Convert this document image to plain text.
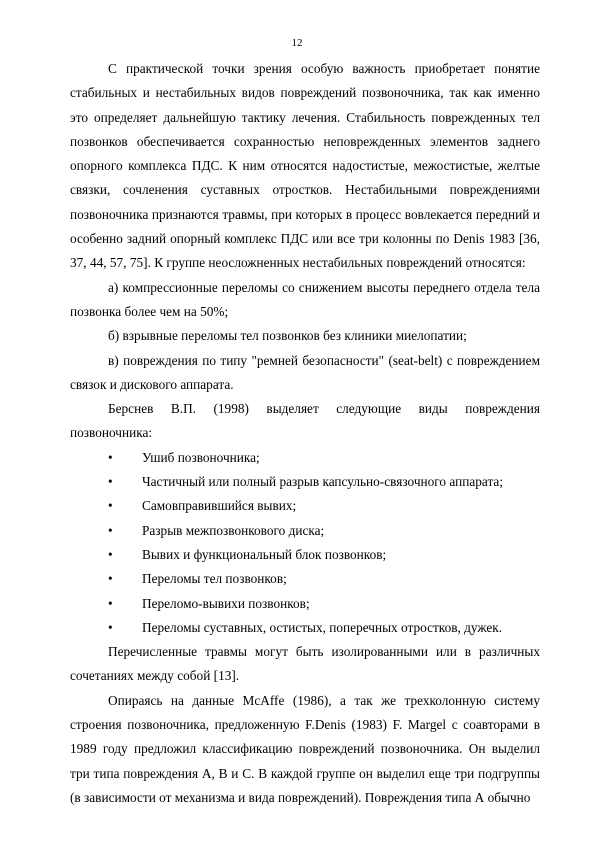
12

С практической точки зрения особую важность приобретает понятие стабильных и нестабильных видов повреждений позвоночника, так как именно это определяет дальнейшую тактику лечения. Стабильность поврежденных тел позвонков обеспечивается сохранностью неповрежденных элементов заднего опорного комплекса ПДС. К ним относятся надостистые, межостистые, желтые связки, сочленения суставных отростков. Нестабильными повреждениями позвоночника признаются травмы, при которых в процесс вовлекается передний и особенно задний опорный комплекс ПДС или все три колонны по Denis 1983 [36, 37, 44, 57, 75]. К группе неосложненных нестабильных повреждений относятся:

а) компрессионные переломы со снижением высоты переднего отдела тела позвонка более чем на 50%;

б) взрывные переломы тел позвонков без клиники миелопатии;

в) повреждения по типу "ремней безопасности" (seat-belt) с повреждением связок и дискового аппарата.

Берснев В.П. (1998) выделяет следующие виды повреждения позвоночника:

• Ушиб позвоночника;
• Частичный или полный разрыв капсульно-связочного аппарата;
• Самовправившийся вывих;
• Разрыв межпозвонкового диска;
• Вывих и функциональный блок позвонков;
• Переломы тел позвонков;
• Переломо-вывихи позвонков;
• Переломы суставных, остистых, поперечных отростков, дужек.

Перечисленные травмы могут быть изолированными или в различных сочетаниях между собой [13].

Опираясь на данные McAffe (1986), а так же трехколонную систему строения позвоночника, предложенную F.Denis (1983) F. Margel с соавторами в 1989 году предложил классификацию повреждений позвоночника. Он выделил три типа повреждения А, В и С. В каждой группе он выделил еще три подгруппы (в зависимости от механизма и вида повреждений). Повреждения типа А обычно
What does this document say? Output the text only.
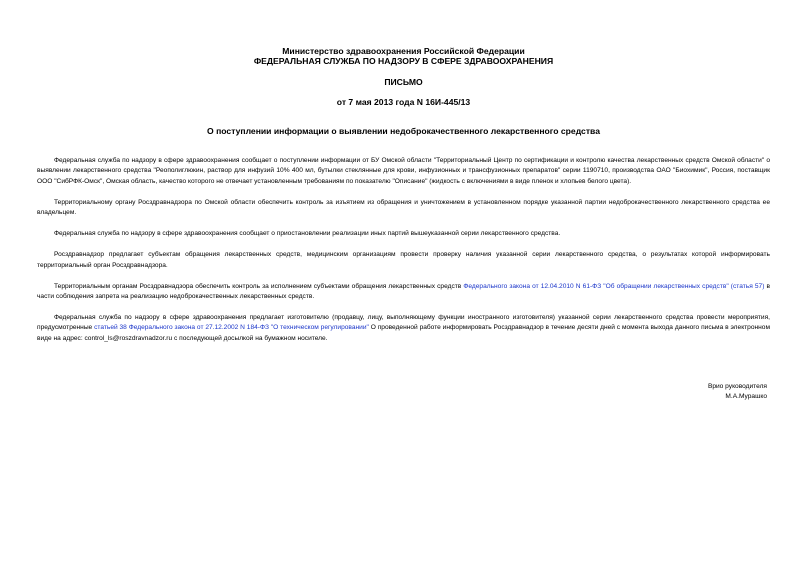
Министерство здравоохранения Российской Федерации
ФЕДЕРАЛЬНАЯ СЛУЖБА ПО НАДЗОРУ В СФЕРЕ ЗДРАВООХРАНЕНИЯ
ПИСЬМО
от 7 мая 2013 года N 16И-445/13
О поступлении информации о выявлении недоброкачественного лекарственного средства

Федеральная служба по надзору в сфере здравоохранения сообщает о поступлении информации от БУ Омской области "Территориальный Центр по сертификации и контролю качества лекарственных средств Омской области" о выявлении лекарственного средства "Реополиглюкин, раствор для инфузий 10% 400 мл, бутылки стеклянные для крови, инфузионных и трансфузионных препаратов" серии 1190710, производства ОАО "Биохимик", Россия, поставщик ООО "СибРФК-Омск", Омская область, качество которого не отвечает установленным требованиям по показателю "Описание" (жидкость с включениями в виде пленок и хлопьев белого цвета).

Территориальному органу Росздравнадзора по Омской области обеспечить контроль за изъятием из обращения и уничтожением в установленном порядке указанной партии недоброкачественного лекарственного средства ее владельцем.

Федеральная служба по надзору в сфере здравоохранения сообщает о приостановлении реализации иных партий вышеуказанной серии лекарственного средства.

Росздравнадзор предлагает субъектам обращения лекарственных средств, медицинским организациям провести проверку наличия указанной серии лекарственного средства, о результатах которой информировать территориальный орган Росздравнадзора.

Территориальным органам Росздравнадзора обеспечить контроль за исполнением субъектами обращения лекарственных средств Федерального закона от 12.04.2010 N 61-ФЗ "Об обращении лекарственных средств" (статья 57) в части соблюдения запрета на реализацию недоброкачественных лекарственных средств.

Федеральная служба по надзору в сфере здравоохранения предлагает изготовителю (продавцу, лицу, выполняющему функции иностранного изготовителя) указанной серии лекарственного средства провести мероприятия, предусмотренные статьей 38 Федерального закона от 27.12.2002 N 184-ФЗ "О техническом регулировании" О проведенной работе информировать Росздравнадзор в течение десяти дней с момента выхода данного письма в электронном виде на адрес: control_ls@roszdravnadzor.ru с последующей досылкой на бумажном носителе.

Врио руководителя
М.А.Мурашко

» Instruction:
For each line above that contains the word "text", copy that line.

» The solution:
Convert this document image to plain text.
What does this document say? Output the text only.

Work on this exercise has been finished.